- _SET PROBLEM_: Look through the material below. Copy every line with the string "связанных" in it.

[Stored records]
-----
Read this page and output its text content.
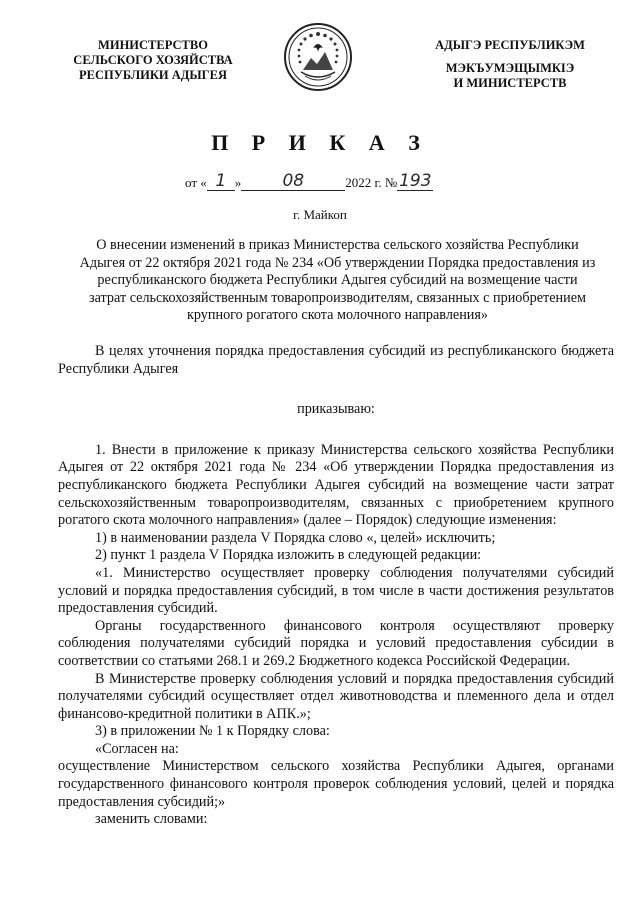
МИНИСТЕРСТВО
СЕЛЬСКОГО ХОЗЯЙСТВА
РЕСПУБЛИКИ АДЫГЕЯ
АДЫГЭ РЕСПУБЛИКЭМ
МЭКЪУМЭЩЫМКIЭ
И МИНИСТЕРСТВ
П Р И К А З
от « 1 » 08	2022 г. № 193
г. Майкоп
О внесении изменений в приказ Министерства сельского хозяйства Республики
Адыгея от 22 октября 2021 года № 234 «Об утверждении Порядка предоставления из
республиканского бюджета Республики Адыгея субсидий на возмещение части
затрат сельскохозяйственным товаропроизводителям, связанных с приобретением
крупного рогатого скота молочного направления»

В целях уточнения порядка предоставления субсидий из республиканского бюджета Республики Адыгея

приказываю:

1. Внести в приложение к приказу Министерства сельского хозяйства Республики Адыгея от 22 октября 2021 года № 234 «Об утверждении Порядка предоставления из республиканского бюджета Республики Адыгея субсидий на возмещение части затрат сельскохозяйственным товаропроизводителям, связанных с приобретением крупного рогатого скота молочного направления» (далее – Порядок) следующие изменения:

1) в наименовании раздела V Порядка слово «, целей» исключить;

2) пункт 1 раздела V Порядка изложить в следующей редакции:

«1. Министерство осуществляет проверку соблюдения получателями субсидий условий и порядка предоставления субсидий, в том числе в части достижения результатов предоставления субсидий.

Органы государственного финансового контроля осуществляют проверку соблюдения получателями субсидий порядка и условий предоставления субсидии в соответствии со статьями 268.1 и 269.2 Бюджетного кодекса Российской Федерации.

В Министерстве проверку соблюдения условий и порядка предоставления субсидий получателями субсидий осуществляет отдел животноводства и племенного дела и отдел финансово-кредитной политики в АПК.»;

3) в приложении № 1 к Порядку слова:

«Согласен на:

осуществление Министерством сельского хозяйства Республики Адыгея, органами государственного финансового контроля проверок соблюдения условий, целей и порядка предоставления субсидий;»

заменить словами:
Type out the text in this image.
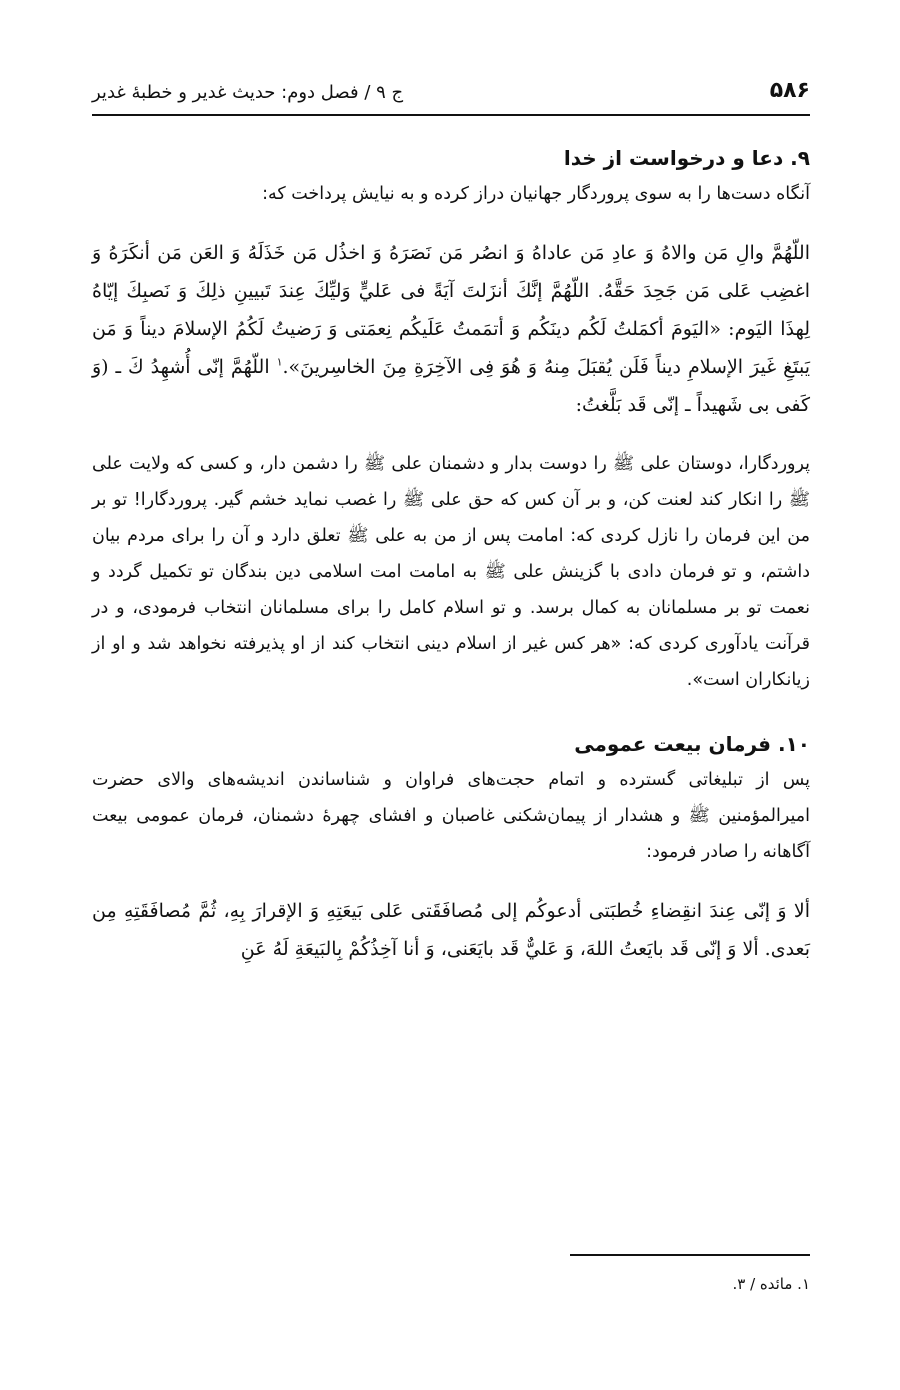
۵۸۶
ج ۹ / فصل دوم: حدیث غدیر و خطبهٔ غدیر
۹. دعا و درخواست از خدا

آنگاه دست‌ها را به سوی پروردگار جهانیان دراز کرده و به نیایش پرداخت که:

اللّهُمَّ والِ مَن والاهُ وَ عادِ مَن عاداهُ وَ انصُر مَن نَصَرَهُ وَ اخذُل مَن خَذَلَهُ وَ العَن مَن أنكَرَهُ وَ اغضِب عَلى مَن جَحِدَ حَقَّهُ. اللّهُمَّ إنَّكَ أنزَلتَ آيَةً فى عَليٍّ وَليِّكَ عِندَ تَبيينِ ذلِكَ وَ نَصبِكَ إيّاهُ لِهذَا اليَوم: «اليَومَ أكمَلتُ لَكُم دينَكُم وَ أتمَمتُ عَلَيكُم نِعمَتى وَ رَضيتُ لَكُمُ الإسلامَ ديناً وَ مَن يَبتَغِ غَيرَ الإسلامِ ديناً فَلَن يُقبَلَ مِنهُ وَ هُوَ فِى الآخِرَةِ مِنَ الخاسِرينَ».$^۱$ اللّهُمَّ إنّى أُشهِدُ كَ ـ (وَ كَفى بى شَهيداً ـ إنّى قَد بَلَّغتُ:

پروردگارا، دوستان علی ﷺ را دوست بدار و دشمنان علی ﷺ را دشمن دار، و کسی که ولایت علی ﷺ را انکار کند لعنت کن، و بر آن کس که حق علی ﷺ را غصب نماید خشم گیر. پروردگارا! تو بر من این فرمان را نازل کردی که: امامت پس از من به علی ﷺ تعلق دارد و آن را برای مردم بیان داشتم، و تو فرمان دادی با گزینش علی ﷺ به امامت امت اسلامی دین بندگان تو تکمیل گردد و نعمت تو بر مسلمانان به کمال برسد. و تو اسلام کامل را برای مسلمانان انتخاب فرمودی، و در قرآنت یادآوری کردی که: «هر کس غیر از اسلام دینی انتخاب کند از او پذیرفته نخواهد شد و او از زیانکاران است».

۱۰. فرمان بیعت عمومی

پس از تبلیغاتی گسترده و اتمام حجت‌های فراوان و شناساندن اندیشه‌های والای حضرت امیرالمؤمنین ﷺ و هشدار از پیمان‌شکنی غاصبان و افشای چهرهٔ دشمنان، فرمان عمومی بیعت آگاهانه را صادر فرمود:

ألا وَ إنّى عِندَ انقِضاءِ خُطبَتى أدعوكُم إلى مُصافَقَتى عَلى بَيعَتِهِ وَ الإقرارَ بِهِ، ثُمَّ مُصافَقَتِهِ مِن بَعدى. ألا وَ إنّى قَد بايَعتُ اللهَ، وَ عَليٌّ قَد بايَعَنى، وَ أنا آخِذُكُمْ بِالبَيعَةِ لَهُ عَنِ

۱. مائده / ۳.
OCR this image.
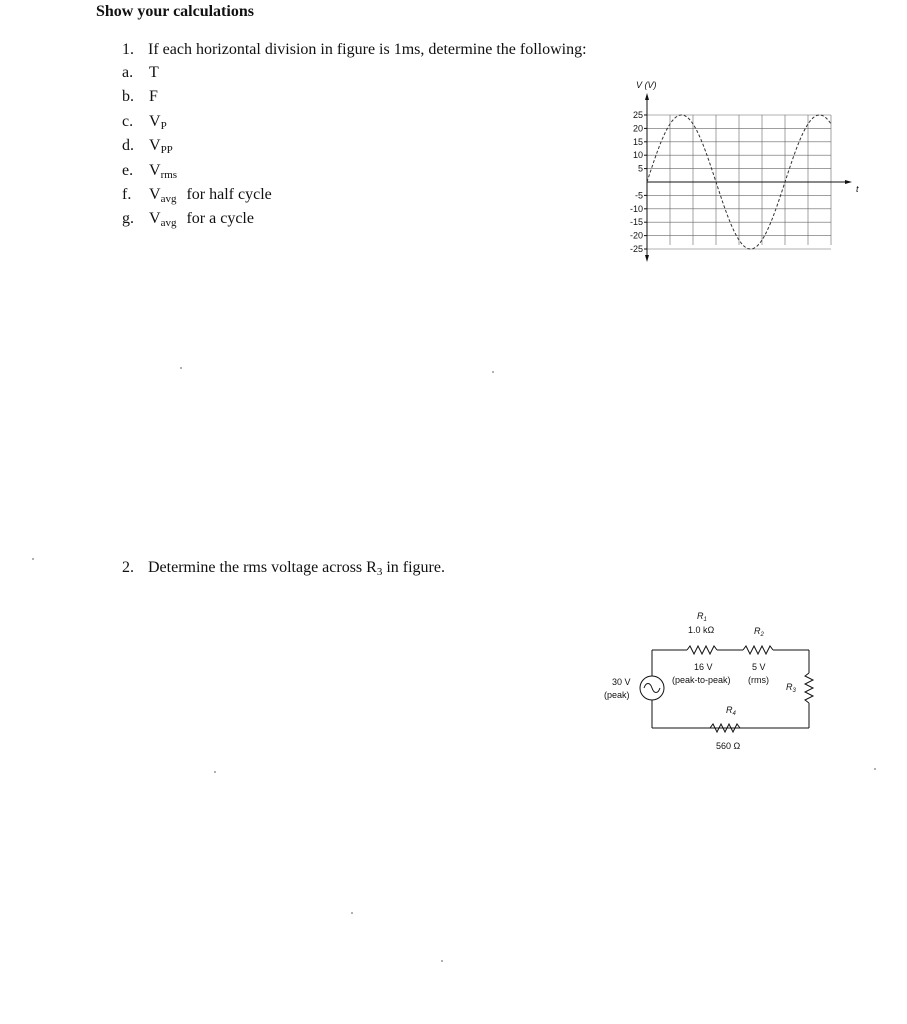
Show your calculations
1. If each horizontal division in figure is 1ms, determine the following:
a. T
b. F
c. $V_P$
d. $V_{PP}$
e. $V_{rms}$
f. $V_{avg}$ for half cycle
g. $V_{avg}$ for a cycle
2. Determine the rms voltage across $R_3$ in figure.
V (V)
25
20
15
10
5
-5
-10
-15
-20
-25
t
$R_1$
1.0 kΩ	$R_2$
16 V
(peak-to-peak)
5 V
(rms)
$R_3$
$R_4$
560 Ω
30 V
(peak)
-----
- _WRITTEN RESPONSE_:
затрат сельскохозяйственным товаропроизводителям, связанных с приобретением
1. Внести в приложение к приказу Министерства сельского хозяйства Республики Адыгея от 22 октября 2021 года № 234 «Об утверждении Порядка предоставления из республиканского бюджета Республики Адыгея субсидий на возмещение части затрат сельскохозяйственным товаропроизводителям, связанных с приобретением крупного рогатого скота молочного направления» (далее – Порядок) следующие изменения:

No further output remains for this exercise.